What needs to be done: Quote the whole listing verbatim.

Provided data:
>> Start
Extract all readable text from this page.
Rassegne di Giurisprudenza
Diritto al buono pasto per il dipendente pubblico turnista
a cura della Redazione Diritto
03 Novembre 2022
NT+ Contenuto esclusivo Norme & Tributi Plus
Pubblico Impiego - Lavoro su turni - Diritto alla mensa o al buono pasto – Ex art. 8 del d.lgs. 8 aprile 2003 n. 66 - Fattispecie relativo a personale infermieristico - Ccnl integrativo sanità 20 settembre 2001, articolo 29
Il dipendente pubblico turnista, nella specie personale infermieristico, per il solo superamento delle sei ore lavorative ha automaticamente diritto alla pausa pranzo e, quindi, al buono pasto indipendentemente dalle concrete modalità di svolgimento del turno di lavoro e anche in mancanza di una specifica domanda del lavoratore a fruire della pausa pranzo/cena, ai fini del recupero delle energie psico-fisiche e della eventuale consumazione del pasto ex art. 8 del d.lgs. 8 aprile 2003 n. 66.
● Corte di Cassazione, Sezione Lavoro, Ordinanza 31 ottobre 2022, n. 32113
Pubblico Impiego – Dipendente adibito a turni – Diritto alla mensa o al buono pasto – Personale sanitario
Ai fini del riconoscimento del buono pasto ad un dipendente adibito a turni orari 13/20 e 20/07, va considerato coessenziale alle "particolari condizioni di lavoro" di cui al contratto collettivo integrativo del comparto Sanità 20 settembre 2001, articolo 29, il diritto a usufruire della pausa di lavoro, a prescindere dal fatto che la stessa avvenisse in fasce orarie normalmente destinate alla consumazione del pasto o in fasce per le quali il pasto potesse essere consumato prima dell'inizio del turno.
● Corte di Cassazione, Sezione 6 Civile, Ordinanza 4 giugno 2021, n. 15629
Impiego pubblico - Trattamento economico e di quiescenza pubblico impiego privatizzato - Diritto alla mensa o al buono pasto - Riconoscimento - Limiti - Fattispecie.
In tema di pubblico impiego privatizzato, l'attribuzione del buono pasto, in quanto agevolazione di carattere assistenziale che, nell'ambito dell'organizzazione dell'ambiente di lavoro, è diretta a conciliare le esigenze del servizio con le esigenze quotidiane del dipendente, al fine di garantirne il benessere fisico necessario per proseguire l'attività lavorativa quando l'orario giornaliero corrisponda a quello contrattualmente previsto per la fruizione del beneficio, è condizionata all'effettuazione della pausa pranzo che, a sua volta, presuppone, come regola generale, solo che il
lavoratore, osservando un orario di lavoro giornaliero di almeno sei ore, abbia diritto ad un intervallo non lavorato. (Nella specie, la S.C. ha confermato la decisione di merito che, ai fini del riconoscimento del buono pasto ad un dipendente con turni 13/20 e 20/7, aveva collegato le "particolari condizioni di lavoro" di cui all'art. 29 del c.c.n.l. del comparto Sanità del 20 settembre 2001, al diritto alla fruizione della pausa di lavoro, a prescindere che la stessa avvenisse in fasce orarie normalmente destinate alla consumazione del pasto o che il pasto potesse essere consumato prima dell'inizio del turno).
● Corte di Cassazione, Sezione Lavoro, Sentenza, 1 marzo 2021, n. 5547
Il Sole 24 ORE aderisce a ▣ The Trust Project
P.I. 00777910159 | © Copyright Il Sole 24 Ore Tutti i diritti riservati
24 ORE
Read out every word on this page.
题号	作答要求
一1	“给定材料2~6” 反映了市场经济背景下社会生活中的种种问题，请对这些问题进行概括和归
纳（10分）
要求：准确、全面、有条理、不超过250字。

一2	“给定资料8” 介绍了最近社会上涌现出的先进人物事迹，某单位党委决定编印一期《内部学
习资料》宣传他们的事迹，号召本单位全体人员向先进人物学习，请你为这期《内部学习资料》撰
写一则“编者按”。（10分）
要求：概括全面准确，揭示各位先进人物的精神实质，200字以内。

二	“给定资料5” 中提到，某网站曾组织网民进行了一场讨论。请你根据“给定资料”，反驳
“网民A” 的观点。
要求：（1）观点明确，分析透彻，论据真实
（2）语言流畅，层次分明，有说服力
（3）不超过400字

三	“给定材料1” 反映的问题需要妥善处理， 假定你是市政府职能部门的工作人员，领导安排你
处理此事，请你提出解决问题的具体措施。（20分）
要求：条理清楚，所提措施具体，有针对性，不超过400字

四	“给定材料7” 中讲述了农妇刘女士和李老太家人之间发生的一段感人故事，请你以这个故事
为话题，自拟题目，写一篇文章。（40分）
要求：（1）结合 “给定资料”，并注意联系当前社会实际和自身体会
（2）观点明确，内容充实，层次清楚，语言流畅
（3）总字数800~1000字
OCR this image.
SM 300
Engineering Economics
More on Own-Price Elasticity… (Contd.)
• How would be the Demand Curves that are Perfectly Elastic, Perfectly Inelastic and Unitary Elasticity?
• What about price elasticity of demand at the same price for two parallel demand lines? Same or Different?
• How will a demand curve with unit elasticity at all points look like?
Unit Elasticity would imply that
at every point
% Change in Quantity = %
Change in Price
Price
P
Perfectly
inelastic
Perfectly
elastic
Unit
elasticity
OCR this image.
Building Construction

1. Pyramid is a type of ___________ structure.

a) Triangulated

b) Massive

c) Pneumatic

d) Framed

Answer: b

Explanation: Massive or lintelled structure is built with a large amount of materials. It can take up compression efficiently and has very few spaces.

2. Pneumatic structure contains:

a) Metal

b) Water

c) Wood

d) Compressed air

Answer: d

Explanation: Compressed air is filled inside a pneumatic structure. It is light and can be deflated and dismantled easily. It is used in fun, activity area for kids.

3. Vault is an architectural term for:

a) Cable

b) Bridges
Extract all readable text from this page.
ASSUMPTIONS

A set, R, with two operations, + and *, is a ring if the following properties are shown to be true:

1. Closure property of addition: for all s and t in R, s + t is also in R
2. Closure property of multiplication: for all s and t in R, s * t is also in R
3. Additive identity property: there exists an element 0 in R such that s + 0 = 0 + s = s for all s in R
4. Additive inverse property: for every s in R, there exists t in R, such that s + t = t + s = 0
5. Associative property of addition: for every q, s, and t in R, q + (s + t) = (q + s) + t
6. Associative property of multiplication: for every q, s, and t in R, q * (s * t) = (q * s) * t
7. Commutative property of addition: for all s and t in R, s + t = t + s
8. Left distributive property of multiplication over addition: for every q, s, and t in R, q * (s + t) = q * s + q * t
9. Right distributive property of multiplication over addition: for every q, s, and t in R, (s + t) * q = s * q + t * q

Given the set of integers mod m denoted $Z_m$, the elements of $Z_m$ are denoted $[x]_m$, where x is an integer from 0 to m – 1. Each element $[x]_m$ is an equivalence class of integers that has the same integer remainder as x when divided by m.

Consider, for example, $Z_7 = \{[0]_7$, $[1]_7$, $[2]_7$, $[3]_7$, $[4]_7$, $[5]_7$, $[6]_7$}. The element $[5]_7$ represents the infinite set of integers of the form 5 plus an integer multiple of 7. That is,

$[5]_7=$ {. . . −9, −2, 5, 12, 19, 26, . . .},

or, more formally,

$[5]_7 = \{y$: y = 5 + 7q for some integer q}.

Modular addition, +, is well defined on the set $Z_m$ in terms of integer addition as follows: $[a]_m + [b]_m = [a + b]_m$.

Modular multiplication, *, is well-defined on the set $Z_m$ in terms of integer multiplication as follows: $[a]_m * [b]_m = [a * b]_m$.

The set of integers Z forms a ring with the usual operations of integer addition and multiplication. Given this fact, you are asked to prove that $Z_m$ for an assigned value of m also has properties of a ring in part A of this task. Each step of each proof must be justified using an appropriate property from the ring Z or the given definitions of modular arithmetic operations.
>> End
Task solution:
Extract all readable text from this page.
Rassegne di Giurisprudenza
Diritto al buono pasto per il dipendente pubblico turnista
a cura della Redazione Diritto
03 Novembre 2022
NT+ Contenuto esclusivo Norme & Tributi Plus
Pubblico Impiego - Lavoro su turni - Diritto alla mensa o al buono pasto – Ex art. 8 del d.lgs. 8 aprile 2003 n. 66 - Fattispecie relativo a personale infermieristico - Ccnl integrativo sanità 20 settembre 2001, articolo 29
Il dipendente pubblico turnista, nella specie personale infermieristico, per il solo superamento delle sei ore lavorative ha automaticamente diritto alla pausa pranzo e, quindi, al buono pasto indipendentemente dalle concrete modalità di svolgimento del turno di lavoro e anche in mancanza di una specifica domanda del lavoratore a fruire della pausa pranzo/cena, ai fini del recupero delle energie psico-fisiche e della eventuale consumazione del pasto ex art. 8 del d.lgs. 8 aprile 2003 n. 66.
● Corte di Cassazione, Sezione Lavoro, Ordinanza 31 ottobre 2022, n. 32113
Pubblico Impiego – Dipendente adibito a turni – Diritto alla mensa o al buono pasto – Personale sanitario
Ai fini del riconoscimento del buono pasto ad un dipendente adibito a turni orari 13/20 e 20/07, va considerato coessenziale alle "particolari condizioni di lavoro" di cui al contratto collettivo integrativo del comparto Sanità 20 settembre 2001, articolo 29, il diritto a usufruire della pausa di lavoro, a prescindere dal fatto che la stessa avvenisse in fasce orarie normalmente destinate alla consumazione del pasto o in fasce per le quali il pasto potesse essere consumato prima dell'inizio del turno.
● Corte di Cassazione, Sezione 6 Civile, Ordinanza 4 giugno 2021, n. 15629
Impiego pubblico - Trattamento economico e di quiescenza pubblico impiego privatizzato - Diritto alla mensa o al buono pasto - Riconoscimento - Limiti - Fattispecie.
In tema di pubblico impiego privatizzato, l'attribuzione del buono pasto, in quanto agevolazione di carattere assistenziale che, nell'ambito dell'organizzazione dell'ambiente di lavoro, è diretta a conciliare le esigenze del servizio con le esigenze quotidiane del dipendente, al fine di garantirne il benessere fisico necessario per proseguire l'attività lavorativa quando l'orario giornaliero corrisponda a quello contrattualmente previsto per la fruizione del beneficio, è condizionata all'effettuazione della pausa pranzo che, a sua volta, presuppone, come regola generale, solo che il
lavoratore, osservando un orario di lavoro giornaliero di almeno sei ore, abbia diritto ad un intervallo non lavorato. (Nella specie, la S.C. ha confermato la decisione di merito che, ai fini del riconoscimento del buono pasto ad un dipendente con turni 13/20 e 20/7, aveva collegato le "particolari condizioni di lavoro" di cui all'art. 29 del c.c.n.l. del comparto Sanità del 20 settembre 2001, al diritto alla fruizione della pausa di lavoro, a prescindere che la stessa avvenisse in fasce orarie normalmente destinate alla consumazione del pasto o che il pasto potesse essere consumato prima dell'inizio del turno).
● Corte di Cassazione, Sezione Lavoro, Sentenza, 1 marzo 2021, n. 5547
Il Sole 24 ORE aderisce a ▣ The Trust Project
P.I. 00777910159 | © Copyright Il Sole 24 Ore Tutti i diritti riservati
24 ORE
Read out every word on this page.
题号	作答要求
一1	“给定材料2~6” 反映了市场经济背景下社会生活中的种种问题，请对这些问题进行概括和归
纳（10分）
要求：准确、全面、有条理、不超过250字。

一2	“给定资料8” 介绍了最近社会上涌现出的先进人物事迹，某单位党委决定编印一期《内部学
习资料》宣传他们的事迹，号召本单位全体人员向先进人物学习，请你为这期《内部学习资料》撰
写一则“编者按”。（10分）
要求：概括全面准确，揭示各位先进人物的精神实质，200字以内。

二	“给定资料5” 中提到，某网站曾组织网民进行了一场讨论。请你根据“给定资料”，反驳
“网民A” 的观点。
要求：（1）观点明确，分析透彻，论据真实
（2）语言流畅，层次分明，有说服力
（3）不超过400字

三	“给定材料1” 反映的问题需要妥善处理， 假定你是市政府职能部门的工作人员，领导安排你
处理此事，请你提出解决问题的具体措施。（20分）
要求：条理清楚，所提措施具体，有针对性，不超过400字

四	“给定材料7” 中讲述了农妇刘女士和李老太家人之间发生的一段感人故事，请你以这个故事
为话题，自拟题目，写一篇文章。（40分）
要求：（1）结合 “给定资料”，并注意联系当前社会实际和自身体会
（2）观点明确，内容充实，层次清楚，语言流畅
（3）总字数800~1000字
OCR this image.
SM 300
Engineering Economics
More on Own-Price Elasticity… (Contd.)
• How would be the Demand Curves that are Perfectly Elastic, Perfectly Inelastic and Unitary Elasticity?
• What about price elasticity of demand at the same price for two parallel demand lines? Same or Different?
• How will a demand curve with unit elasticity at all points look like?
Unit Elasticity would imply that
at every point
% Change in Quantity = %
Change in Price
Price
P
Perfectly
inelastic
Perfectly
elastic
Unit
elasticity
OCR this image.
Building Construction

1. Pyramid is a type of ___________ structure.

a) Triangulated

b) Massive

c) Pneumatic

d) Framed

Answer: b

Explanation: Massive or lintelled structure is built with a large amount of materials. It can take up compression efficiently and has very few spaces.

2. Pneumatic structure contains:

a) Metal

b) Water

c) Wood

d) Compressed air

Answer: d

Explanation: Compressed air is filled inside a pneumatic structure. It is light and can be deflated and dismantled easily. It is used in fun, activity area for kids.

3. Vault is an architectural term for:

a) Cable

b) Bridges
Extract all readable text from this page.
ASSUMPTIONS

A set, R, with two operations, + and *, is a ring if the following properties are shown to be true:

1. Closure property of addition: for all s and t in R, s + t is also in R
2. Closure property of multiplication: for all s and t in R, s * t is also in R
3. Additive identity property: there exists an element 0 in R such that s + 0 = 0 + s = s for all s in R
4. Additive inverse property: for every s in R, there exists t in R, such that s + t = t + s = 0
5. Associative property of addition: for every q, s, and t in R, q + (s + t) = (q + s) + t
6. Associative property of multiplication: for every q, s, and t in R, q * (s * t) = (q * s) * t
7. Commutative property of addition: for all s and t in R, s + t = t + s
8. Left distributive property of multiplication over addition: for every q, s, and t in R, q * (s + t) = q * s + q * t
9. Right distributive property of multiplication over addition: for every q, s, and t in R, (s + t) * q = s * q + t * q

Given the set of integers mod m denoted $Z_m$, the elements of $Z_m$ are denoted $[x]_m$, where x is an integer from 0 to m – 1. Each element $[x]_m$ is an equivalence class of integers that has the same integer remainder as x when divided by m.

Consider, for example, $Z_7 = \{[0]_7$, $[1]_7$, $[2]_7$, $[3]_7$, $[4]_7$, $[5]_7$, $[6]_7$}. The element $[5]_7$ represents the infinite set of integers of the form 5 plus an integer multiple of 7. That is,

$[5]_7=$ {. . . −9, −2, 5, 12, 19, 26, . . .},

or, more formally,

$[5]_7 = \{y$: y = 5 + 7q for some integer q}.

Modular addition, +, is well defined on the set $Z_m$ in terms of integer addition as follows: $[a]_m + [b]_m = [a + b]_m$.

Modular multiplication, *, is well-defined on the set $Z_m$ in terms of integer multiplication as follows: $[a]_m * [b]_m = [a * b]_m$.

The set of integers Z forms a ring with the usual operations of integer addition and multiplication. Given this fact, you are asked to prove that $Z_m$ for an assigned value of m also has properties of a ring in part A of this task. Each step of each proof must be justified using an appropriate property from the ring Z or the given definitions of modular arithmetic operations.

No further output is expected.